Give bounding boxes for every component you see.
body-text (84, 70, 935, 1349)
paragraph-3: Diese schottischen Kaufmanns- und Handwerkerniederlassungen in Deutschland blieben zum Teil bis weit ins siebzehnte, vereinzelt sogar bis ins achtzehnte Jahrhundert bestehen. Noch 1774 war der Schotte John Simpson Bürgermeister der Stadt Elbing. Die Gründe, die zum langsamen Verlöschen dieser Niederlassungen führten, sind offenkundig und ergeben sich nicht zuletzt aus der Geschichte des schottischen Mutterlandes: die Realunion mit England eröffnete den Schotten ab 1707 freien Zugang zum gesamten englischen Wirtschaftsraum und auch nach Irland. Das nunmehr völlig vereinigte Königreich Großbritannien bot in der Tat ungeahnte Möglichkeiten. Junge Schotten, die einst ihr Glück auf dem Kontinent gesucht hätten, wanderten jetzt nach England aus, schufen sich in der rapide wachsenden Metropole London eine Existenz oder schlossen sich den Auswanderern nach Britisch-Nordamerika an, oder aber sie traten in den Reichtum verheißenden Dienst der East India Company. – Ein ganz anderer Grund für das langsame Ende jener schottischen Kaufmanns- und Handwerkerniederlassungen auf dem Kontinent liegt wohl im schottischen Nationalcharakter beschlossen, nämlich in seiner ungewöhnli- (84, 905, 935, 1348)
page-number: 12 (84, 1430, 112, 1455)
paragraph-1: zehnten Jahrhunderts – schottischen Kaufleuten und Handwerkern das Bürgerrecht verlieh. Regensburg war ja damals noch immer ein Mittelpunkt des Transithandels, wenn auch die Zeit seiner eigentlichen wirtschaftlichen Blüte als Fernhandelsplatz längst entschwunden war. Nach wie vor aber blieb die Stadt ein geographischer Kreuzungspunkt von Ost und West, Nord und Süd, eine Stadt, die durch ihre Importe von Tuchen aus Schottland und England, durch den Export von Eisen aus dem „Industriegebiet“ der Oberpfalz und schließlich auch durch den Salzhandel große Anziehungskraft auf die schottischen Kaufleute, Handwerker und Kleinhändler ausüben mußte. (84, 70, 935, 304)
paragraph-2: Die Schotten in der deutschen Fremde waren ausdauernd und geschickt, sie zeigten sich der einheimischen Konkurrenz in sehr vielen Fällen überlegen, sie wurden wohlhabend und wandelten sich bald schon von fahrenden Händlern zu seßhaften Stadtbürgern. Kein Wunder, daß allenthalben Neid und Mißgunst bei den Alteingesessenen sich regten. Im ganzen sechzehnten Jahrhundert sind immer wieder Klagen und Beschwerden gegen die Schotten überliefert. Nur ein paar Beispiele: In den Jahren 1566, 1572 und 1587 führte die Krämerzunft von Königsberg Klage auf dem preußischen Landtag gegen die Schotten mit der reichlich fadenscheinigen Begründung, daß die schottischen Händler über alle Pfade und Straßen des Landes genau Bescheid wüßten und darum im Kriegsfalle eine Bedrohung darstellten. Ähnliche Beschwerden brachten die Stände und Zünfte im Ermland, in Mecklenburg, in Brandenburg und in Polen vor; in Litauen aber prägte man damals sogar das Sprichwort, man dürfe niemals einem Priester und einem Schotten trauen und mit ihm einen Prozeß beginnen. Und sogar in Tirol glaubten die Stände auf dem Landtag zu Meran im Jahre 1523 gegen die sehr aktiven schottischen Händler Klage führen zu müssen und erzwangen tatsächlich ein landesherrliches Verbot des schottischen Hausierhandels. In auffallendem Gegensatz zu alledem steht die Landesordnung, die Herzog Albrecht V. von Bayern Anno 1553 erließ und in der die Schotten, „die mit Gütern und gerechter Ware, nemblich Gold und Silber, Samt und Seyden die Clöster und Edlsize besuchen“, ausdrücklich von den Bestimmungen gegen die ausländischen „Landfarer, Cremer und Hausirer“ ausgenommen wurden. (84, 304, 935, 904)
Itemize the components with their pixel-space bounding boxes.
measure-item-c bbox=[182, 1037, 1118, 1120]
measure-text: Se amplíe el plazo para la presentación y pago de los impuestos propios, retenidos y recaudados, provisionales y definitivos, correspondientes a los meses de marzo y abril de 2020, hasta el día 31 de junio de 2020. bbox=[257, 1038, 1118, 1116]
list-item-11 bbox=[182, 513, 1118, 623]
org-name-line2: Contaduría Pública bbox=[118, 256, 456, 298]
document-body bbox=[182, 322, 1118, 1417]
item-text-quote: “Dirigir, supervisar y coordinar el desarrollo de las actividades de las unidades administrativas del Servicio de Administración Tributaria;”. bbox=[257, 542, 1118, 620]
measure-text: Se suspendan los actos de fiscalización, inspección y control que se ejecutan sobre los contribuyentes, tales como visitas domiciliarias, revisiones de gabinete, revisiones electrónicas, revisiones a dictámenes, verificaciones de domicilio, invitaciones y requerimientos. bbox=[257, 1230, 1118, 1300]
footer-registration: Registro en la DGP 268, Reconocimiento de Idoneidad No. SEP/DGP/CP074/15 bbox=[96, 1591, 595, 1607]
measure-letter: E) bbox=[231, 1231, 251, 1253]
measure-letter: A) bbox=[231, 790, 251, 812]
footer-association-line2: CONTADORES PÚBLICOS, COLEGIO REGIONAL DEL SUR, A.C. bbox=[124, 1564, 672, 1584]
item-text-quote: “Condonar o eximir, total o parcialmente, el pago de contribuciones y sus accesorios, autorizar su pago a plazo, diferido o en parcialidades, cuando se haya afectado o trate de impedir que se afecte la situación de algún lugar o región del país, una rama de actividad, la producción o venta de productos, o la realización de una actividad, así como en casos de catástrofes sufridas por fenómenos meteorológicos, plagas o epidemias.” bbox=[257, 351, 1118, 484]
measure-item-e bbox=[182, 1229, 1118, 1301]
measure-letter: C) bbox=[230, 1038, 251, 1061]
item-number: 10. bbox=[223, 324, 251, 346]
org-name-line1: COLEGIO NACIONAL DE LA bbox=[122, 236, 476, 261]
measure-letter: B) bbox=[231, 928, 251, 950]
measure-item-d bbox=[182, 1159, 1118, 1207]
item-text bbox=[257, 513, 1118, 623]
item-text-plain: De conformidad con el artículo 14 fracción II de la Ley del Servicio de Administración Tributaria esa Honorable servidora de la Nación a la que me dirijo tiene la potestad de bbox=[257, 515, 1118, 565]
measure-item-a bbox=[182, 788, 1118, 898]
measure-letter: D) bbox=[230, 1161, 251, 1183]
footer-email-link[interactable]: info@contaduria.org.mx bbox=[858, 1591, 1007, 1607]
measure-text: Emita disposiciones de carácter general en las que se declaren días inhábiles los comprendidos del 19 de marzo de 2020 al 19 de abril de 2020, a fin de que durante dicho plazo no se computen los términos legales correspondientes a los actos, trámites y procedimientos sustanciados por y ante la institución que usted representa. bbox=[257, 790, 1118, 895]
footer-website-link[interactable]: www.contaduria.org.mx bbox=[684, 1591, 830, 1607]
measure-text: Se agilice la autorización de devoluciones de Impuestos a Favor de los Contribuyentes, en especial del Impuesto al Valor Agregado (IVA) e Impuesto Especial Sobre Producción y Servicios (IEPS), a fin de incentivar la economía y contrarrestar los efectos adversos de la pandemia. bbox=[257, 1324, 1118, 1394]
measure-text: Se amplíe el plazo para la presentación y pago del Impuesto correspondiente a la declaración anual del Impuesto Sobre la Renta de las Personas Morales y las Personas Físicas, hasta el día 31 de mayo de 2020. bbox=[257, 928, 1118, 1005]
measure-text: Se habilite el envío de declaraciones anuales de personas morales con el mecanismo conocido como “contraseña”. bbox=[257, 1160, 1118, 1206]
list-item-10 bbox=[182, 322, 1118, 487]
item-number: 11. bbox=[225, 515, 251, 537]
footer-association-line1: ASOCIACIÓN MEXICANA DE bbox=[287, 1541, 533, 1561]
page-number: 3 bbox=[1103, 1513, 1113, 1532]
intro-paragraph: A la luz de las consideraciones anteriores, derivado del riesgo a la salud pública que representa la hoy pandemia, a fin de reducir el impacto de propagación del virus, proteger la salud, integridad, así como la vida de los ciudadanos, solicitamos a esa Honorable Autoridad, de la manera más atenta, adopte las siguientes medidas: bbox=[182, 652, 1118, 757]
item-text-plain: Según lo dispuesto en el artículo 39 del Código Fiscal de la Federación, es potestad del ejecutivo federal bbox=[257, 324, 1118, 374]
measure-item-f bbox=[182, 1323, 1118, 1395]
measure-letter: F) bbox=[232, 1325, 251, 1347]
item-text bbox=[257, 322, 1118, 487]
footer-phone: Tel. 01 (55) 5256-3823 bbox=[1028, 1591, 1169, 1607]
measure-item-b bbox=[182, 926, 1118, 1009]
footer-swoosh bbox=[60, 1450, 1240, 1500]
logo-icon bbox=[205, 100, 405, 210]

## Work request:
Every line that holds the string "letter" must be copied from the records above.

## Answer to this problem:
measure-letter: E) bbox=[231, 1231, 251, 1253]
measure-letter: A) bbox=[231, 790, 251, 812]
measure-letter: C) bbox=[230, 1038, 251, 1061]
measure-letter: B) bbox=[231, 928, 251, 950]
measure-letter: D) bbox=[230, 1161, 251, 1183]
measure-letter: F) bbox=[232, 1325, 251, 1347]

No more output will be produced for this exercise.